→ **DIRECTIONS**
Transcribe the full listing below exactly.

==================================================

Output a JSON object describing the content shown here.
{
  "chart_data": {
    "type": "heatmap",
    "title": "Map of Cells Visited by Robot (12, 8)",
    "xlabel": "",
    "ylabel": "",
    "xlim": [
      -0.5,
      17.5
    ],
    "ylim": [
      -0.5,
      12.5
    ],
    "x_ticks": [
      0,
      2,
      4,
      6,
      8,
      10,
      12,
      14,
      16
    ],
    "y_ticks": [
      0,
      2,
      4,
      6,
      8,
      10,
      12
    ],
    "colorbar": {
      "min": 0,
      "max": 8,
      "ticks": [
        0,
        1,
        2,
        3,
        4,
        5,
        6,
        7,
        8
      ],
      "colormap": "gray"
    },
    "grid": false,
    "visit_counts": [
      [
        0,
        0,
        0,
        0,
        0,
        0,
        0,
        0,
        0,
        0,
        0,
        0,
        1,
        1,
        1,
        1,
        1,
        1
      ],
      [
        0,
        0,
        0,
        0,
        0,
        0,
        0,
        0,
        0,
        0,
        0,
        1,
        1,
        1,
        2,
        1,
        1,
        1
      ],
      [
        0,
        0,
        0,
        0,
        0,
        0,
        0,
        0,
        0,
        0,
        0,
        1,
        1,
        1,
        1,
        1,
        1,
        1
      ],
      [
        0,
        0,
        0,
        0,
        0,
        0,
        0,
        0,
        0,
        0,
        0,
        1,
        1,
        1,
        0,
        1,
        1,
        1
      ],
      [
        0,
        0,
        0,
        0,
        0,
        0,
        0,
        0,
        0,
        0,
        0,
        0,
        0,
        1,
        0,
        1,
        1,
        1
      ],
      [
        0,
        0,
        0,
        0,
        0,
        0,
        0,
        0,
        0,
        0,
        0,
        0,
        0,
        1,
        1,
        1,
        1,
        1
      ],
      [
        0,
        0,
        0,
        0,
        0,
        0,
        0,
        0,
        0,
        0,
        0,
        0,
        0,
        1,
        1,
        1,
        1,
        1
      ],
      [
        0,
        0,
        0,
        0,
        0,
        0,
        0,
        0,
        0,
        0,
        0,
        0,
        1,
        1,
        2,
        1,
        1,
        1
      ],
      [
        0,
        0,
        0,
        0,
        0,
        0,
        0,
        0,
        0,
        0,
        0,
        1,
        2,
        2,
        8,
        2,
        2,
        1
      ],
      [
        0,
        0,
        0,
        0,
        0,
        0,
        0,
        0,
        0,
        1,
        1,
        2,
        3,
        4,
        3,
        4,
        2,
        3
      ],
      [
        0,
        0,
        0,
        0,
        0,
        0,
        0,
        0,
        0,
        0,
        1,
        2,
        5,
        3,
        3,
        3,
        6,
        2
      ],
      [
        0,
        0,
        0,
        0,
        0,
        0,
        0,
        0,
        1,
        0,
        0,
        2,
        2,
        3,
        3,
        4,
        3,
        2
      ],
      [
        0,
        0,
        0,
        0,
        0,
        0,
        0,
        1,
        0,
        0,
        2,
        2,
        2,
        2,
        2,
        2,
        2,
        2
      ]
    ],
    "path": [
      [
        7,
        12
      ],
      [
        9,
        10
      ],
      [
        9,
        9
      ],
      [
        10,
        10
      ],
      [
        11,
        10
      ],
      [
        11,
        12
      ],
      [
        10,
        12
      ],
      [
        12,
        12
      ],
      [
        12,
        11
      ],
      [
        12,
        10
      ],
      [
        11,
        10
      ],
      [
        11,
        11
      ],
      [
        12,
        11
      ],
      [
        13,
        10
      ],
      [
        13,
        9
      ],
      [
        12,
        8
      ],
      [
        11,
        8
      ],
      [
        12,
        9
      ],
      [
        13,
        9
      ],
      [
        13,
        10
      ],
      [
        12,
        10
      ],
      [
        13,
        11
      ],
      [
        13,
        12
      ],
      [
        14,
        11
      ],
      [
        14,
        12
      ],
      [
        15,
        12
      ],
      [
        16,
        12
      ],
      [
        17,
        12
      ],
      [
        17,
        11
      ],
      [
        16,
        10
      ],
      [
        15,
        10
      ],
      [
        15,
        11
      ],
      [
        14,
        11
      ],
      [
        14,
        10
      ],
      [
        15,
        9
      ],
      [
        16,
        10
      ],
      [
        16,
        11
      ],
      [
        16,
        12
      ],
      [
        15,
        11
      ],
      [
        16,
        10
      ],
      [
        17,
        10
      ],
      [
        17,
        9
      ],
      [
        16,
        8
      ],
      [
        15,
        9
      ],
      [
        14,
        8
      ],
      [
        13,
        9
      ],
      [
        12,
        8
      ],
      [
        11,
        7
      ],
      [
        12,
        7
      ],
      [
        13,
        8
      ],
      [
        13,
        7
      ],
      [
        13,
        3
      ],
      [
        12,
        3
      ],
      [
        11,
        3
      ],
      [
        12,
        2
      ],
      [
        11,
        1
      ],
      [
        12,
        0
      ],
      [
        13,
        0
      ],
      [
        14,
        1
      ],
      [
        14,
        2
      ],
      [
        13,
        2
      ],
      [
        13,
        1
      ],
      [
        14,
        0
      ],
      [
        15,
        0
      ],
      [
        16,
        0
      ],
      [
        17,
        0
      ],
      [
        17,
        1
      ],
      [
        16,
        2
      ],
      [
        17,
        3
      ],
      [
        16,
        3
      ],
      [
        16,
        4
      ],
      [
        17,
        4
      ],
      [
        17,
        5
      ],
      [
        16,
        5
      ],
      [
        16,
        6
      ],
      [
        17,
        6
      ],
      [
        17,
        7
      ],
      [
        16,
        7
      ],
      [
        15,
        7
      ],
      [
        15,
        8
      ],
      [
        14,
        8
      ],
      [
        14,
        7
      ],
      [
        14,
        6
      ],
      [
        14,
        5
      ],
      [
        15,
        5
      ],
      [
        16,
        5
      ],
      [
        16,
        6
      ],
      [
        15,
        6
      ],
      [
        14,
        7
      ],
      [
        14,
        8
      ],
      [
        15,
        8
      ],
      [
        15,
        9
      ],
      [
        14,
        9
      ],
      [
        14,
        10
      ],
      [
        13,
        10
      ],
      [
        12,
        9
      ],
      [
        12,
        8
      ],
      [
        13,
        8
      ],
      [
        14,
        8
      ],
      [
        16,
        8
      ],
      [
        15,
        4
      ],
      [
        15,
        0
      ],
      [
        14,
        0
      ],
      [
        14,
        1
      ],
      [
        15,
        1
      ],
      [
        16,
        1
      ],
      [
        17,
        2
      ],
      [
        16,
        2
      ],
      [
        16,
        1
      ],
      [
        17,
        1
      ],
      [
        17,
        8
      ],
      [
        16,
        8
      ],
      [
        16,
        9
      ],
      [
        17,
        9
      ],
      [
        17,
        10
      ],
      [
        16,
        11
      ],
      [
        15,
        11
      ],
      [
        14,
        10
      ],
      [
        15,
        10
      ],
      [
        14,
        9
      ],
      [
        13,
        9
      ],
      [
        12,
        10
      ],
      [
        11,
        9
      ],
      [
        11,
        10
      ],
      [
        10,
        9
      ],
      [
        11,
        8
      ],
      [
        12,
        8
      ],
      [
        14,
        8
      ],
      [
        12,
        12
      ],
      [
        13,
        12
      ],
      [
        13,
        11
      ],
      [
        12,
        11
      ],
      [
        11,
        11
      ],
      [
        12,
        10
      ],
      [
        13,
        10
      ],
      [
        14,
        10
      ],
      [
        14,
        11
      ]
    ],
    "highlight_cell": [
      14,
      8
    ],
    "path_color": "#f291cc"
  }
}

==================================================

→ **TASK RESPONSE**
Output a JSON object describing the content shown here.
{
  "chart_data": {
    "type": "heatmap",
    "title": "Map of Cells Visited by Robot (12, 8)",
    "xlabel": "",
    "ylabel": "",
    "xlim": [
      -0.5,
      17.5
    ],
    "ylim": [
      -0.5,
      12.5
    ],
    "x_ticks": [
      0,
      2,
      4,
      6,
      8,
      10,
      12,
      14,
      16
    ],
    "y_ticks": [
      0,
      2,
      4,
      6,
      8,
      10,
      12
    ],
    "colorbar": {
      "min": 0,
      "max": 8,
      "ticks": [
        0,
        1,
        2,
        3,
        4,
        5,
        6,
        7,
        8
      ],
      "colormap": "gray"
    },
    "grid": false,
    "visit_counts": [
      [
        0,
        0,
        0,
        0,
        0,
        0,
        0,
        0,
        0,
        0,
        0,
        0,
        1,
        1,
        1,
        1,
        1,
        1
      ],
      [
        0,
        0,
        0,
        0,
        0,
        0,
        0,
        0,
        0,
        0,
        0,
        1,
        1,
        1,
        2,
        1,
        1,
        1
      ],
      [
        0,
        0,
        0,
        0,
        0,
        0,
        0,
        0,
        0,
        0,
        0,
        1,
        1,
        1,
        1,
        1,
        1,
        1
      ],
      [
        0,
        0,
        0,
        0,
        0,
        0,
        0,
        0,
        0,
        0,
        0,
        1,
        1,
        1,
        0,
        1,
        1,
        1
      ],
      [
        0,
        0,
        0,
        0,
        0,
        0,
        0,
        0,
        0,
        0,
        0,
        0,
        0,
        1,
        0,
        1,
        1,
        1
      ],
      [
        0,
        0,
        0,
        0,
        0,
        0,
        0,
        0,
        0,
        0,
        0,
        0,
        0,
        1,
        1,
        1,
        1,
        1
      ],
      [
        0,
        0,
        0,
        0,
        0,
        0,
        0,
        0,
        0,
        0,
        0,
        0,
        0,
        1,
        1,
        1,
        1,
        1
      ],
      [
        0,
        0,
        0,
        0,
        0,
        0,
        0,
        0,
        0,
        0,
        0,
        0,
        1,
        1,
        2,
        1,
        1,
        1
      ],
      [
        0,
        0,
        0,
        0,
        0,
        0,
        0,
        0,
        0,
        0,
        0,
        1,
        2,
        2,
        8,
        2,
        2,
        1
      ],
      [
        0,
        0,
        0,
        0,
        0,
        0,
        0,
        0,
        0,
        1,
        1,
        2,
        3,
        4,
        3,
        4,
        2,
        3
      ],
      [
        0,
        0,
        0,
        0,
        0,
        0,
        0,
        0,
        0,
        0,
        1,
        2,
        5,
        3,
        3,
        3,
        6,
        2
      ],
      [
        0,
        0,
        0,
        0,
        0,
        0,
        0,
        0,
        1,
        0,
        0,
        2,
        2,
        3,
        3,
        4,
        3,
        2
      ],
      [
        0,
        0,
        0,
        0,
        0,
        0,
        0,
        1,
        0,
        0,
        2,
        2,
        2,
        2,
        2,
        2,
        2,
        2
      ]
    ],
    "path": [
      [
        7,
        12
      ],
      [
        9,
        10
      ],
      [
        9,
        9
      ],
      [
        10,
        10
      ],
      [
        11,
        10
      ],
      [
        11,
        12
      ],
      [
        10,
        12
      ],
      [
        12,
        12
      ],
      [
        12,
        11
      ],
      [
        12,
        10
      ],
      [
        11,
        10
      ],
      [
        11,
        11
      ],
      [
        12,
        11
      ],
      [
        13,
        10
      ],
      [
        13,
        9
      ],
      [
        12,
        8
      ],
      [
        11,
        8
      ],
      [
        12,
        9
      ],
      [
        13,
        9
      ],
      [
        13,
        10
      ],
      [
        12,
        10
      ],
      [
        13,
        11
      ],
      [
        13,
        12
      ],
      [
        14,
        11
      ],
      [
        14,
        12
      ],
      [
        15,
        12
      ],
      [
        16,
        12
      ],
      [
        17,
        12
      ],
      [
        17,
        11
      ],
      [
        16,
        10
      ],
      [
        15,
        10
      ],
      [
        15,
        11
      ],
      [
        14,
        11
      ],
      [
        14,
        10
      ],
      [
        15,
        9
      ],
      [
        16,
        10
      ],
      [
        16,
        11
      ],
      [
        16,
        12
      ],
      [
        15,
        11
      ],
      [
        16,
        10
      ],
      [
        17,
        10
      ],
      [
        17,
        9
      ],
      [
        16,
        8
      ],
      [
        15,
        9
      ],
      [
        14,
        8
      ],
      [
        13,
        9
      ],
      [
        12,
        8
      ],
      [
        11,
        7
      ],
      [
        12,
        7
      ],
      [
        13,
        8
      ],
      [
        13,
        7
      ],
      [
        13,
        3
      ],
      [
        12,
        3
      ],
      [
        11,
        3
      ],
      [
        12,
        2
      ],
      [
        11,
        1
      ],
      [
        12,
        0
      ],
      [
        13,
        0
      ],
      [
        14,
        1
      ],
      [
        14,
        2
      ],
      [
        13,
        2
      ],
      [
        13,
        1
      ],
      [
        14,
        0
      ],
      [
        15,
        0
      ],
      [
        16,
        0
      ],
      [
        17,
        0
      ],
      [
        17,
        1
      ],
      [
        16,
        2
      ],
      [
        17,
        3
      ],
      [
        16,
        3
      ],
      [
        16,
        4
      ],
      [
        17,
        4
      ],
      [
        17,
        5
      ],
      [
        16,
        5
      ],
      [
        16,
        6
      ],
      [
        17,
        6
      ],
      [
        17,
        7
      ],
      [
        16,
        7
      ],
      [
        15,
        7
      ],
      [
        15,
        8
      ],
      [
        14,
        8
      ],
      [
        14,
        7
      ],
      [
        14,
        6
      ],
      [
        14,
        5
      ],
      [
        15,
        5
      ],
      [
        16,
        5
      ],
      [
        16,
        6
      ],
      [
        15,
        6
      ],
      [
        14,
        7
      ],
      [
        14,
        8
      ],
      [
        15,
        8
      ],
      [
        15,
        9
      ],
      [
        14,
        9
      ],
      [
        14,
        10
      ],
      [
        13,
        10
      ],
      [
        12,
        9
      ],
      [
        12,
        8
      ],
      [
        13,
        8
      ],
      [
        14,
        8
      ],
      [
        16,
        8
      ],
      [
        15,
        4
      ],
      [
        15,
        0
      ],
      [
        14,
        0
      ],
      [
        14,
        1
      ],
      [
        15,
        1
      ],
      [
        16,
        1
      ],
      [
        17,
        2
      ],
      [
        16,
        2
      ],
      [
        16,
        1
      ],
      [
        17,
        1
      ],
      [
        17,
        8
      ],
      [
        16,
        8
      ],
      [
        16,
        9
      ],
      [
        17,
        9
      ],
      [
        17,
        10
      ],
      [
        16,
        11
      ],
      [
        15,
        11
      ],
      [
        14,
        10
      ],
      [
        15,
        10
      ],
      [
        14,
        9
      ],
      [
        13,
        9
      ],
      [
        12,
        10
      ],
      [
        11,
        9
      ],
      [
        11,
        10
      ],
      [
        10,
        9
      ],
      [
        11,
        8
      ],
      [
        12,
        8
      ],
      [
        14,
        8
      ],
      [
        12,
        12
      ],
      [
        13,
        12
      ],
      [
        13,
        11
      ],
      [
        12,
        11
      ],
      [
        11,
        11
      ],
      [
        12,
        10
      ],
      [
        13,
        10
      ],
      [
        14,
        10
      ],
      [
        14,
        11
      ]
    ],
    "highlight_cell": [
      14,
      8
    ],
    "path_color": "#f291cc"
  }
}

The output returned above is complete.